■ INSTRUÇÃO ■
Retome o texto sobre o convívio social dos chimpanzés e prossiga a redação a partir da última frase apresentada.

■ TEXTO SELECIONADO ■
Nossos parentes vivos mais próximos, membros da espécie Pan troglodytes, simplesmente não fazem ideia de como seria trocar amabilidades com algum chimpanzé que tenham acabado de conhecer. Na natureza, todas as interações entre os membros de um grupo desses grandes símios com membros de uma outra comunidade de chimpanzés terminam em fuga ou confronto.

Fêmea de bonobo com seu filhote no zoológico de Wilhelma, em Stuttgart (ALE)
Fêmea de bonobo com seu filhote no zoológico de Wilhelma, em Stuttgart (ALE) - Franziska Kraufmann - 23.abr.13/AFP

A única exceção —ainda assim bastante relativa— envolve a transferência de fêmeas que acabaram de alcançar a idade reprodutiva de um grupo para outro. Tal como muitas culturas humanas, os chimpanzés são considerados patrilocais, ou seja, os machos ficam no mesmo bando a vida inteira, enquanto as moças deixam sua família (não para casar, já que eles não são monogâmicos, mas para acasalar com diversos machos). E isso não significa que fêmeas sozinhas também não possam ser agredidas, por vezes até a morte, quando membros de outro grupo topam com elas na mata. Tudo isso significa que, em termos de interação social, os chimpanzés passam suas vidas circunscritos a uma rede que reúne, no máximo, cerca de uma centena de indivíduos.

■ LINHAS FORNECIDAS ■

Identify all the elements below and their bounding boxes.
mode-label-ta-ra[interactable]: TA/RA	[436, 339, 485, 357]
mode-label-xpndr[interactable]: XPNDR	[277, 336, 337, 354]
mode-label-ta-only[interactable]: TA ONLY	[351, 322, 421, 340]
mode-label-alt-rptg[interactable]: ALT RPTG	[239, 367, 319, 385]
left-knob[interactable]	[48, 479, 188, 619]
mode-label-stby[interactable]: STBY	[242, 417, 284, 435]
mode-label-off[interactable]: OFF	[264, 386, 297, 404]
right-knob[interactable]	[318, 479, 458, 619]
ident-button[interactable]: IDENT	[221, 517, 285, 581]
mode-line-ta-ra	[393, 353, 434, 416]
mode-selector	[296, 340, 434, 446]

■ RESULTADO DO EXERCÍCIO ■
Até as sociedades humanas de menor escala, os chamados caçadores-coletores móveis, lidam com esse problema de forma muito mais sofisticada. Embora a harmonia universal esteja longe de reinar entre os grupos com essa organização social, a troca relativamente pacífica de notícias, matérias-primas, tecnologias e parceiros sexuais se estende por redes muito mais amplas, com milhares de indivíduos. Parentesco e amizades transcendem os bandos (como são chamadas as unidades sociais básicas, mais ou menos com o mesmo tamanho dos grupos de chimpanzés).

O que significa que temos um pequeno enigma: considerando esse abismo, como os seres humanos se tornaram mais tolerantes com desconhecidos? Com a palavra, os bonobos (Pan paniscus), nossos outros primos de primeiro grau.

Esses grandes símios são mais famosos pela sua vida sexual promíscua e aparentemente idílica, mas também havia indícios de que a maior parte das interações entre diferentes grupos da espécie é pacífica. No entanto, ainda havia dúvidas sobre o que estava acontecendo exatamente nesses casos. Uma possibilidade é que os aparentes encontros tranquilos entre grupos diferentes na verdade fossem apenas a interação entre subgrupos de uma única grande comunidade.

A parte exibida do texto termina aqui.